## Required task
Please quote every line word for word.

--- START Given records ---

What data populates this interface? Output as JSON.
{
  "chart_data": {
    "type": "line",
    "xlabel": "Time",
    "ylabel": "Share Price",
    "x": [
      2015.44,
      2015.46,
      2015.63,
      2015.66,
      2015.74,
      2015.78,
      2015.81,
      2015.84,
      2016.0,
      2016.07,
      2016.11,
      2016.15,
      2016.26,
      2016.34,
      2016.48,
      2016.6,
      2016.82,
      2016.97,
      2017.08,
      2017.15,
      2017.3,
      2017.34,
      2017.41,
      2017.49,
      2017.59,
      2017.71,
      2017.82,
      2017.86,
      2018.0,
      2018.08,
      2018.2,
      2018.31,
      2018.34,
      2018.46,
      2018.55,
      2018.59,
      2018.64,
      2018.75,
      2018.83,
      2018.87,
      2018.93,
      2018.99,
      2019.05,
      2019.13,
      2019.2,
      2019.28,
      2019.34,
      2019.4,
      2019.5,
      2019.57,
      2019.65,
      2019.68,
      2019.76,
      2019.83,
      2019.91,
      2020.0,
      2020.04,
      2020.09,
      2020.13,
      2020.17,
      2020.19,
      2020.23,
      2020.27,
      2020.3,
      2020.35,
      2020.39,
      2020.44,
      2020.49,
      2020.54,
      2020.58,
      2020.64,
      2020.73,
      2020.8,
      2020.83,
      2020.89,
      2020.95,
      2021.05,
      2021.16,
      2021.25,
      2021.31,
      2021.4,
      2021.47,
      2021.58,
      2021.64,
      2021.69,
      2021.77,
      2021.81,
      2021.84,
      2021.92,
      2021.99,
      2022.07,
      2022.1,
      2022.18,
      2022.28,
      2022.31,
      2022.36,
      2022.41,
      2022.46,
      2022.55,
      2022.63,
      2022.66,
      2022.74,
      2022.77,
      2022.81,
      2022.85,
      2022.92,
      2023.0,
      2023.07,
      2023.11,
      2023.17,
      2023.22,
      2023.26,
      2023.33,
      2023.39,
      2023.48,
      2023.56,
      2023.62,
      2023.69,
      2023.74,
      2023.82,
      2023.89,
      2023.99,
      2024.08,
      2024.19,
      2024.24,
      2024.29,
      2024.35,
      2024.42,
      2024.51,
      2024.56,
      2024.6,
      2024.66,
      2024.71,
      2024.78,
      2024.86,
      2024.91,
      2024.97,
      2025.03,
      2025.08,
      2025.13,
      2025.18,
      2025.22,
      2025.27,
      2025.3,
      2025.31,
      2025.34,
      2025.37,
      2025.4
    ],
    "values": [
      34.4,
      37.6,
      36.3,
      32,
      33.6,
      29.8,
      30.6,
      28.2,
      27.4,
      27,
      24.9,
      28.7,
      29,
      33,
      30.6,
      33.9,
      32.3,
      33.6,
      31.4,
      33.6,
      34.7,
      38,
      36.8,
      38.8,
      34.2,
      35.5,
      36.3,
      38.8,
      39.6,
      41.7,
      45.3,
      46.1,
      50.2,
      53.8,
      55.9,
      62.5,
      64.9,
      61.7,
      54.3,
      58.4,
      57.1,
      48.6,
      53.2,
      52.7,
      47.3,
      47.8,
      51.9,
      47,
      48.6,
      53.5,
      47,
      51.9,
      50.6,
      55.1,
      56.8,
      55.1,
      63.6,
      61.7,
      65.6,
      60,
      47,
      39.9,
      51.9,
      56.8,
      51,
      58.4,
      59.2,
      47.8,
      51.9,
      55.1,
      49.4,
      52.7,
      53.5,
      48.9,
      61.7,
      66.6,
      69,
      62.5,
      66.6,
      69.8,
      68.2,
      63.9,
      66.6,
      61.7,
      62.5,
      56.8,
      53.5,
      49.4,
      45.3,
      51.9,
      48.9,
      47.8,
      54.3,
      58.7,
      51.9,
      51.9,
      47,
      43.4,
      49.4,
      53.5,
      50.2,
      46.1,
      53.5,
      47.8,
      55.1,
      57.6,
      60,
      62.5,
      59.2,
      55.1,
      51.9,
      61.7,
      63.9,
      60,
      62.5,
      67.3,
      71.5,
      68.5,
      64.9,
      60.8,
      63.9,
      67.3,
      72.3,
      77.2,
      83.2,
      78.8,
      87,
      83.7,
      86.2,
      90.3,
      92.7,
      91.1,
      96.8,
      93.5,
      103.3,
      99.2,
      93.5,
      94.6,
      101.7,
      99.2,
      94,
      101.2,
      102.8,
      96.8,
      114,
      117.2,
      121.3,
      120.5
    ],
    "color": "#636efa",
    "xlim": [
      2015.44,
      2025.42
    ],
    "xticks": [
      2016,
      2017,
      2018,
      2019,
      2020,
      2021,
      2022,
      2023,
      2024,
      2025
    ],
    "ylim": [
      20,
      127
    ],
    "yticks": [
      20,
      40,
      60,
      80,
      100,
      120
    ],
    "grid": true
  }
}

--- END Given records ---

## Exercise response
What data populates this interface? Output as JSON.
{
  "chart_data": {
    "type": "line",
    "xlabel": "Time",
    "ylabel": "Share Price",
    "x": [
      2015.44,
      2015.46,
      2015.63,
      2015.66,
      2015.74,
      2015.78,
      2015.81,
      2015.84,
      2016.0,
      2016.07,
      2016.11,
      2016.15,
      2016.26,
      2016.34,
      2016.48,
      2016.6,
      2016.82,
      2016.97,
      2017.08,
      2017.15,
      2017.3,
      2017.34,
      2017.41,
      2017.49,
      2017.59,
      2017.71,
      2017.82,
      2017.86,
      2018.0,
      2018.08,
      2018.2,
      2018.31,
      2018.34,
      2018.46,
      2018.55,
      2018.59,
      2018.64,
      2018.75,
      2018.83,
      2018.87,
      2018.93,
      2018.99,
      2019.05,
      2019.13,
      2019.2,
      2019.28,
      2019.34,
      2019.4,
      2019.5,
      2019.57,
      2019.65,
      2019.68,
      2019.76,
      2019.83,
      2019.91,
      2020.0,
      2020.04,
      2020.09,
      2020.13,
      2020.17,
      2020.19,
      2020.23,
      2020.27,
      2020.3,
      2020.35,
      2020.39,
      2020.44,
      2020.49,
      2020.54,
      2020.58,
      2020.64,
      2020.73,
      2020.8,
      2020.83,
      2020.89,
      2020.95,
      2021.05,
      2021.16,
      2021.25,
      2021.31,
      2021.4,
      2021.47,
      2021.58,
      2021.64,
      2021.69,
      2021.77,
      2021.81,
      2021.84,
      2021.92,
      2021.99,
      2022.07,
      2022.1,
      2022.18,
      2022.28,
      2022.31,
      2022.36,
      2022.41,
      2022.46,
      2022.55,
      2022.63,
      2022.66,
      2022.74,
      2022.77,
      2022.81,
      2022.85,
      2022.92,
      2023.0,
      2023.07,
      2023.11,
      2023.17,
      2023.22,
      2023.26,
      2023.33,
      2023.39,
      2023.48,
      2023.56,
      2023.62,
      2023.69,
      2023.74,
      2023.82,
      2023.89,
      2023.99,
      2024.08,
      2024.19,
      2024.24,
      2024.29,
      2024.35,
      2024.42,
      2024.51,
      2024.56,
      2024.6,
      2024.66,
      2024.71,
      2024.78,
      2024.86,
      2024.91,
      2024.97,
      2025.03,
      2025.08,
      2025.13,
      2025.18,
      2025.22,
      2025.27,
      2025.3,
      2025.31,
      2025.34,
      2025.37,
      2025.4
    ],
    "values": [
      34.4,
      37.6,
      36.3,
      32,
      33.6,
      29.8,
      30.6,
      28.2,
      27.4,
      27,
      24.9,
      28.7,
      29,
      33,
      30.6,
      33.9,
      32.3,
      33.6,
      31.4,
      33.6,
      34.7,
      38,
      36.8,
      38.8,
      34.2,
      35.5,
      36.3,
      38.8,
      39.6,
      41.7,
      45.3,
      46.1,
      50.2,
      53.8,
      55.9,
      62.5,
      64.9,
      61.7,
      54.3,
      58.4,
      57.1,
      48.6,
      53.2,
      52.7,
      47.3,
      47.8,
      51.9,
      47,
      48.6,
      53.5,
      47,
      51.9,
      50.6,
      55.1,
      56.8,
      55.1,
      63.6,
      61.7,
      65.6,
      60,
      47,
      39.9,
      51.9,
      56.8,
      51,
      58.4,
      59.2,
      47.8,
      51.9,
      55.1,
      49.4,
      52.7,
      53.5,
      48.9,
      61.7,
      66.6,
      69,
      62.5,
      66.6,
      69.8,
      68.2,
      63.9,
      66.6,
      61.7,
      62.5,
      56.8,
      53.5,
      49.4,
      45.3,
      51.9,
      48.9,
      47.8,
      54.3,
      58.7,
      51.9,
      51.9,
      47,
      43.4,
      49.4,
      53.5,
      50.2,
      46.1,
      53.5,
      47.8,
      55.1,
      57.6,
      60,
      62.5,
      59.2,
      55.1,
      51.9,
      61.7,
      63.9,
      60,
      62.5,
      67.3,
      71.5,
      68.5,
      64.9,
      60.8,
      63.9,
      67.3,
      72.3,
      77.2,
      83.2,
      78.8,
      87,
      83.7,
      86.2,
      90.3,
      92.7,
      91.1,
      96.8,
      93.5,
      103.3,
      99.2,
      93.5,
      94.6,
      101.7,
      99.2,
      94,
      101.2,
      102.8,
      96.8,
      114,
      117.2,
      121.3,
      120.5
    ],
    "color": "#636efa",
    "xlim": [
      2015.44,
      2025.42
    ],
    "xticks": [
      2016,
      2017,
      2018,
      2019,
      2020,
      2021,
      2022,
      2023,
      2024,
      2025
    ],
    "ylim": [
      20,
      127
    ],
    "yticks": [
      20,
      40,
      60,
      80,
      100,
      120
    ],
    "grid": true
  }
}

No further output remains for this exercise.